→ **PERGUNTAS PROPOSTAS**:
A) Segundo o trecho sobre o inventário de emissões de Ponta Grossa, em que mês e ano a administração municipal aderiu ao Pacto Global de Prefeitos pelo Clima e a Energia?
B) Prossiga o trecho sobre o inventário de emissões de Ponta Grossa a partir da última frase apresentada.

→ **TRECHO SELECIONADO**:
- - - - - - -

A Prefeitura de Ponta Grossa deve investir até R$ 1.218.333,34 na contratação de uma empresa especializada para realizar o primeiro Inventário de Emissões de Gases de Efeito Estufa (GEE) do município. A medida integra o compromisso assumido pela administração municipal ao aderir, em novembro de 2024, ao Pacto Global de Prefeitos pelo Clima e a Energia: a maior aliança mundial de líderes locais voltada à ação climática.
Mais que a medição de Gases de Efeito Estufa
O processo de licitação foi formalizado por meio do Pregão Eletrônico nº 69/2025, com sessão marcada para o próximo dia 21 de julho. O edital, publicado em Diário Oficial desta sexta-feira (4), prevê que a empresa contratada será responsável não apenas por quantificar as emissões de GEE em Ponta Grossa, mas também por elaborar um Plano de Ação e Adaptação Climática. A intenção é propor uma legislação específica para o enfrentamento das mudanças climáticas no âmbito municipal. Ou seja, um esforço por conter os efeitos da emissão dos Gases de Efeito Estufa.
Metas internacionais
De acordo com o Estudo Técnico Preliminar (ETP) elaborado pela Secretaria Municipal de Meio Ambiente (SMMA), a contratação é considerada essencial para que o município cumpra as metas internacionais assumidas.

- - - - - - -

→ **ENTRADAS LISTADAS**:
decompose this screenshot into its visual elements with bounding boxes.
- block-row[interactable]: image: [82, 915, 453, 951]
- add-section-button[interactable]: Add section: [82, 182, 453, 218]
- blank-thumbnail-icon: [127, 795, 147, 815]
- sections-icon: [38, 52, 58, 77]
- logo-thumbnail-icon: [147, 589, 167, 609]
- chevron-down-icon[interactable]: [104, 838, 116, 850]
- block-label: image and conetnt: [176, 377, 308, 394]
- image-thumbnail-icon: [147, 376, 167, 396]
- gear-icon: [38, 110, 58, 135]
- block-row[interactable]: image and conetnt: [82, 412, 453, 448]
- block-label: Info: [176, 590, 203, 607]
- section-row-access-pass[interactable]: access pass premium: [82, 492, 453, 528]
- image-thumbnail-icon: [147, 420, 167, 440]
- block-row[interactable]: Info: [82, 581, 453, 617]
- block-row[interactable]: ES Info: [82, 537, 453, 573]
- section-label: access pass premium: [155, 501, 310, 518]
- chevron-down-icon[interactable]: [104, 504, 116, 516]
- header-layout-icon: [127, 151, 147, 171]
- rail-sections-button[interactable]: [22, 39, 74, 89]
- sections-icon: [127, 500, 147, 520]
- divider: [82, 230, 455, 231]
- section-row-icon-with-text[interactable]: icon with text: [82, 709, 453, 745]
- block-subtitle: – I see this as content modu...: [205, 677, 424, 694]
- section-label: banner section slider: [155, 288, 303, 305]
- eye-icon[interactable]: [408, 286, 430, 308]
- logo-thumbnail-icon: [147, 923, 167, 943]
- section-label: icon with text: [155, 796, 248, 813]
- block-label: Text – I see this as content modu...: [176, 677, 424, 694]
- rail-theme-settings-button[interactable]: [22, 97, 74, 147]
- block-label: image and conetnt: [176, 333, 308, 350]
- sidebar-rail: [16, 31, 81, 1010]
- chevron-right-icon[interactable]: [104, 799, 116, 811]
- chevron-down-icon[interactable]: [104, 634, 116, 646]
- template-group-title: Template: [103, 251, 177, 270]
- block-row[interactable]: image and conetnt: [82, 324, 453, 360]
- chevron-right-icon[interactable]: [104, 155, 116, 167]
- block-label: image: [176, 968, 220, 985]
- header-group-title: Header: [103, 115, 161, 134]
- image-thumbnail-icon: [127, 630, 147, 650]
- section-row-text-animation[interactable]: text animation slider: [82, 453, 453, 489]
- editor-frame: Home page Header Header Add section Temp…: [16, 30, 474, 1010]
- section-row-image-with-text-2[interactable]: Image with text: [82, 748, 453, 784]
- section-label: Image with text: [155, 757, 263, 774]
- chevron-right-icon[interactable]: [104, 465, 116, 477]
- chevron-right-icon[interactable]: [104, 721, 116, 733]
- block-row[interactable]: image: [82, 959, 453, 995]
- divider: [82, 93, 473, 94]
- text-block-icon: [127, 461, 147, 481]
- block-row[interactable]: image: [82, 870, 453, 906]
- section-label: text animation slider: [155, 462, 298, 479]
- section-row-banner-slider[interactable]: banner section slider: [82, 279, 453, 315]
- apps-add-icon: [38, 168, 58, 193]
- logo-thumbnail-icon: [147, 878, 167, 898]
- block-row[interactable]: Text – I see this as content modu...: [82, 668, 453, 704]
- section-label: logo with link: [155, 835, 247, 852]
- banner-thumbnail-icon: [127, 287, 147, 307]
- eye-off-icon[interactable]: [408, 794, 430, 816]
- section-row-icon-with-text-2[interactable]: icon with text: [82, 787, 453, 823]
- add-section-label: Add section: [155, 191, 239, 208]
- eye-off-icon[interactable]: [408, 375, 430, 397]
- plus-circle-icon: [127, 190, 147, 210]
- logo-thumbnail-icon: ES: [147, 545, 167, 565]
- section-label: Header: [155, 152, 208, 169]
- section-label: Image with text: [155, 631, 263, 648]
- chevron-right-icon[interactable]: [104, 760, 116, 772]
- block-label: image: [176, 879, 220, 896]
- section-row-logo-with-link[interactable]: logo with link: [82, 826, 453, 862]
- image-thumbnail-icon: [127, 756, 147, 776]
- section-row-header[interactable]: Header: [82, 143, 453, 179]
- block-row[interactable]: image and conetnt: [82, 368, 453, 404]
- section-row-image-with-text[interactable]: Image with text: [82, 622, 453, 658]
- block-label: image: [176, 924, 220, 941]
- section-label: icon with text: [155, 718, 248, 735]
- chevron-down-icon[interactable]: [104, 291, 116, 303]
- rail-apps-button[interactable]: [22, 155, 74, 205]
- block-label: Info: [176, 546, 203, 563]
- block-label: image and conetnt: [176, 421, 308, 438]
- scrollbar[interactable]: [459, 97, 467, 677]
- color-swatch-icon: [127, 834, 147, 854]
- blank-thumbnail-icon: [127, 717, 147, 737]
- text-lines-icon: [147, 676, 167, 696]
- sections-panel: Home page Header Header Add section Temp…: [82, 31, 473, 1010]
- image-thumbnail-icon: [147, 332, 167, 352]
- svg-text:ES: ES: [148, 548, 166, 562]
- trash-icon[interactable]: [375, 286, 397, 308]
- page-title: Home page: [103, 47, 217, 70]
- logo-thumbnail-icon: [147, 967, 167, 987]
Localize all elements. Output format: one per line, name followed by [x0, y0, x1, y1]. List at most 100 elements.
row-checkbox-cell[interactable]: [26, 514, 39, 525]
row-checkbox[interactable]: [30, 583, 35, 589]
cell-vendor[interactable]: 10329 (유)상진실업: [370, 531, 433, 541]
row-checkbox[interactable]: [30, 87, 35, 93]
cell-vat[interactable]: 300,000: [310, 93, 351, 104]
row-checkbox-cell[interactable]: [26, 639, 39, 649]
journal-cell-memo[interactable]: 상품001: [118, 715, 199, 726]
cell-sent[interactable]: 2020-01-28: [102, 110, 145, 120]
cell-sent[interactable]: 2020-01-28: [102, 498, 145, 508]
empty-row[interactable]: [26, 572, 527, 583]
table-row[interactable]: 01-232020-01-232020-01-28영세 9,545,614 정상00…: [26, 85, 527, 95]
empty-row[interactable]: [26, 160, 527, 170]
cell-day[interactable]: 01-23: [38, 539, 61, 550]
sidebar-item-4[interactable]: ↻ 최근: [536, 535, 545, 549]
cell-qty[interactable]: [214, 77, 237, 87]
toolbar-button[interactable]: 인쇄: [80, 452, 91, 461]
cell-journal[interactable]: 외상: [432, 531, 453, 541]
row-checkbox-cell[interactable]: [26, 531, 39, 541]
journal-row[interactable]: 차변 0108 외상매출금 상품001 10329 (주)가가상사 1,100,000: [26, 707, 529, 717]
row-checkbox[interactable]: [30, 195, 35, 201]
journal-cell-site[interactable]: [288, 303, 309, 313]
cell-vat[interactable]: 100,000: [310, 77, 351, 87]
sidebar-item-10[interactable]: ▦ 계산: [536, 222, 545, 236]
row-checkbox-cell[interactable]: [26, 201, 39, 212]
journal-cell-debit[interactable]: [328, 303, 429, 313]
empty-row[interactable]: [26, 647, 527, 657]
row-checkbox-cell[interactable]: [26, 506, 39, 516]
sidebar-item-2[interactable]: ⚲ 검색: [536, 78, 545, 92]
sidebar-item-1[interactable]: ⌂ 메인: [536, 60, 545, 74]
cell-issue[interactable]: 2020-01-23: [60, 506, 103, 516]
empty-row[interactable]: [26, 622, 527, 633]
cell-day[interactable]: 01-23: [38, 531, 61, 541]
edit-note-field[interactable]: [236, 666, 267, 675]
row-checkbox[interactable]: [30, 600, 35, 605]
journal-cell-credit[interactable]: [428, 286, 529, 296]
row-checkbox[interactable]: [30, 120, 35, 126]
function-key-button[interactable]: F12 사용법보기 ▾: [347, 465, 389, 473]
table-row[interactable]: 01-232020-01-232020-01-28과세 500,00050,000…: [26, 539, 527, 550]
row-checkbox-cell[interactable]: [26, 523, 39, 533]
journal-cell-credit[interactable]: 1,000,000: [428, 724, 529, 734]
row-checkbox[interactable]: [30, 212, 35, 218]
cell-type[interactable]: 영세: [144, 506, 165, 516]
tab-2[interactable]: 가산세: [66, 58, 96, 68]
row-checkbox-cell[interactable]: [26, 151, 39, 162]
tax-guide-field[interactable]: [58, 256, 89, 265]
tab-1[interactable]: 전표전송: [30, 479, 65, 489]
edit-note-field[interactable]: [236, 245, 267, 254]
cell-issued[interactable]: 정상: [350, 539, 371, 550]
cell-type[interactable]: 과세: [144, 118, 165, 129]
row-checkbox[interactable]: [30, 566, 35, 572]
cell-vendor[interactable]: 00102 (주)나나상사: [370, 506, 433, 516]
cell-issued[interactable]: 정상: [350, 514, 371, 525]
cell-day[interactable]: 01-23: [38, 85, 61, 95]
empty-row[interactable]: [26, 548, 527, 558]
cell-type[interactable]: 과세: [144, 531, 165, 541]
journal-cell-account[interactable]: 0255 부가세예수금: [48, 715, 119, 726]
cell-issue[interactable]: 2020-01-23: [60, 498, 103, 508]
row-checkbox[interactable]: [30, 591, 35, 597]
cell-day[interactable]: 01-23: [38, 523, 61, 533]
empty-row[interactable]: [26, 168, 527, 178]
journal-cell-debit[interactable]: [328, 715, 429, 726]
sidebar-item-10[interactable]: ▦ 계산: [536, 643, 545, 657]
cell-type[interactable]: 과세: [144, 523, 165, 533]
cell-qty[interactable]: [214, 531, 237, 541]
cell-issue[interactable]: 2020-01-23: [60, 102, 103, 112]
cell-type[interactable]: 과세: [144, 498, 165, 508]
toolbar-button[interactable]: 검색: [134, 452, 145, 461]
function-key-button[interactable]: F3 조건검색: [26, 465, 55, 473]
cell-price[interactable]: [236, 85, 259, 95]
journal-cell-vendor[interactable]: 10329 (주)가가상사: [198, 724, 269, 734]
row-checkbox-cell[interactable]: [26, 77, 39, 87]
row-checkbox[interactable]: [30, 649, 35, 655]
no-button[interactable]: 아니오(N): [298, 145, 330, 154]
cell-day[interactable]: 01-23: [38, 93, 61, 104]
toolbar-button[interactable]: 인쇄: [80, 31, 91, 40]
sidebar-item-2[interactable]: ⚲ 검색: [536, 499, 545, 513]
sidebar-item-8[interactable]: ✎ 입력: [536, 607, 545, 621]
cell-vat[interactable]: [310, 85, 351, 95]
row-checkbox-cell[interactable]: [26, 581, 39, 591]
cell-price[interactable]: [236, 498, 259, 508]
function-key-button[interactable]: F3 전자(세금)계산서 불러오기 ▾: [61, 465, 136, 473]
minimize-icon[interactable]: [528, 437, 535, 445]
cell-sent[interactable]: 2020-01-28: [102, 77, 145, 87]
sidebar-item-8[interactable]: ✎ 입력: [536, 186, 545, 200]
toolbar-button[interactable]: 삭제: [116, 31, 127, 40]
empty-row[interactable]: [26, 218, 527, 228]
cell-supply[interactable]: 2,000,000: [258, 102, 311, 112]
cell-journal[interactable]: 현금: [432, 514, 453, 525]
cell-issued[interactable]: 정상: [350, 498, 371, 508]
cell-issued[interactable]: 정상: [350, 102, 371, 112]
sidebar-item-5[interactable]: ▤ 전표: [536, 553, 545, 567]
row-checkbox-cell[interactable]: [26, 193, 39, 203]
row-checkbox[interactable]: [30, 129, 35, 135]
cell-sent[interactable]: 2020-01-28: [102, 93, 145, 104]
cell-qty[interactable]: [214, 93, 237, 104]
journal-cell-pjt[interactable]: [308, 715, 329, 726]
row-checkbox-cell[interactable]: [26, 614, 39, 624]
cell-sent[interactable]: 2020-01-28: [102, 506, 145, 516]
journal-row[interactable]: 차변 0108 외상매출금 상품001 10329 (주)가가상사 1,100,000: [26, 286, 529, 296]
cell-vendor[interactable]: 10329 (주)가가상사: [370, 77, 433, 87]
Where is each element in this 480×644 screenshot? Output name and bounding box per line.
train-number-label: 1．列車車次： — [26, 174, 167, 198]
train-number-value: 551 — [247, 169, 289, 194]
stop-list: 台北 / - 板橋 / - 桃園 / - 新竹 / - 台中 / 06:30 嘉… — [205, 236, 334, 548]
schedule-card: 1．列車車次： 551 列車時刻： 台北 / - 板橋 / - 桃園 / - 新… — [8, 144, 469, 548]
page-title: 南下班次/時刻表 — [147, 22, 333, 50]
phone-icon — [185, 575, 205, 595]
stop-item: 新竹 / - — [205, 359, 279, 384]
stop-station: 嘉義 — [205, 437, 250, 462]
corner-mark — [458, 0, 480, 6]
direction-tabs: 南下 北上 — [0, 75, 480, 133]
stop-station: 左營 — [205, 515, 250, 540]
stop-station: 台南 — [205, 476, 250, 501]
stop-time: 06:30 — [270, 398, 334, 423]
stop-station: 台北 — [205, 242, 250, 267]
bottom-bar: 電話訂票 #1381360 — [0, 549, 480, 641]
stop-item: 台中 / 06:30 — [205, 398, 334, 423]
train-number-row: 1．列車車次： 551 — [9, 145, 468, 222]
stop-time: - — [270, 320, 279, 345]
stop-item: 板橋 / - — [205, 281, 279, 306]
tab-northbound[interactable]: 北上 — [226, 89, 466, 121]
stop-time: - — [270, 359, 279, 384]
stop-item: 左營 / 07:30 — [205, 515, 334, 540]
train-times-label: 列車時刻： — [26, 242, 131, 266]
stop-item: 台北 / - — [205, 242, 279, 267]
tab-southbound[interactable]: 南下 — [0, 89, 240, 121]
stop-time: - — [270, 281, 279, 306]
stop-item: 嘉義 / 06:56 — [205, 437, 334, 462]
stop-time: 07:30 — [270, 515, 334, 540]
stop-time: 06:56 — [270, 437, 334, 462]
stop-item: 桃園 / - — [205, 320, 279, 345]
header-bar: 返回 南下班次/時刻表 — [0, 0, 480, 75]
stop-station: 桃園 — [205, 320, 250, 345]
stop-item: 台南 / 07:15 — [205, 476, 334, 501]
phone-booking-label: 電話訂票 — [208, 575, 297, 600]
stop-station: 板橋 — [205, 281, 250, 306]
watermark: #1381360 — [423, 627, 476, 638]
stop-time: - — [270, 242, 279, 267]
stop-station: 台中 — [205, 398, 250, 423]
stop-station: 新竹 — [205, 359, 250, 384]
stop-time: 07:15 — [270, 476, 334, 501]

- - - - - - -

→ **RESPOSTAS POR TAREFA**:
A) Em novembro de 2024.

B)
“A administração pública não dispõe de quadro técnico especializado, tão pouco de equipamentos específicos para os estudos que foram determinados, devido à especificidade e complexidade do serviço proposto”, destaca o Estudo Técnico Preliminar que dá origem à licitação.
Diretrizes
O inventário seguirá a metodologia do GHG Protocol, padrão internacional compatível com a norma ISO 14064 e com as diretrizes do Painel Intergovernamental sobre Mudanças Climáticas (IPCC). O foco será nos chamados Escopos 1 e 2, que abrangem emissões diretas (como as de veículos e caldeiras) e indiretas (como o consumo de eletricidade).
Criação de metas
Além do diagnóstico técnico, o projeto prevê a criação de metas de redução de emissões, ações setoriais como transporte sustentável e eficiência energética, e medidas de adaptação a eventos climáticos extremos, como enchentes e secas. Também está prevista a participação da sociedade civil e do setor privado na construção das propostas.
Recursos
O recurso para a contratação será custeado pelo Fundo Municipal de Defesa do Meio Ambiente (FUNDAM), com aprovação do Conselho Municipal de Meio Ambiente (COMDEMA). Segundo a diretora do Departamento de Engenharia Ambiental da SMMA, Samantha Silva, o projeto permitirá que Ponta Grossa avance na formulação de políticas públicas sustentáveis e se prepare melhor para os impactos das mudanças climáticas.
Com a iniciativa, Ponta Grossa se junta a um número crescente de cidades brasileiras que buscam alinhar suas políticas locais aos compromissos globais de sustentabilidade, promovendo ações concretas para reduzir desigualdades ambientais e fortalecer a resiliência urbana.
Resumo da reportagem:
O que é o Inventário de GEE?
- Explicação simples sobre o que são os Gases de Efeito Estufa.
- Por que é importante medir essas emissões em nível municipal.
- Diferença entre Escopo 1 e Escopo 2.
Por que Ponta Grossa está fazendo isso agora?
- Adesão ao Pacto Global de Prefeitos pelo Clima e a Energia.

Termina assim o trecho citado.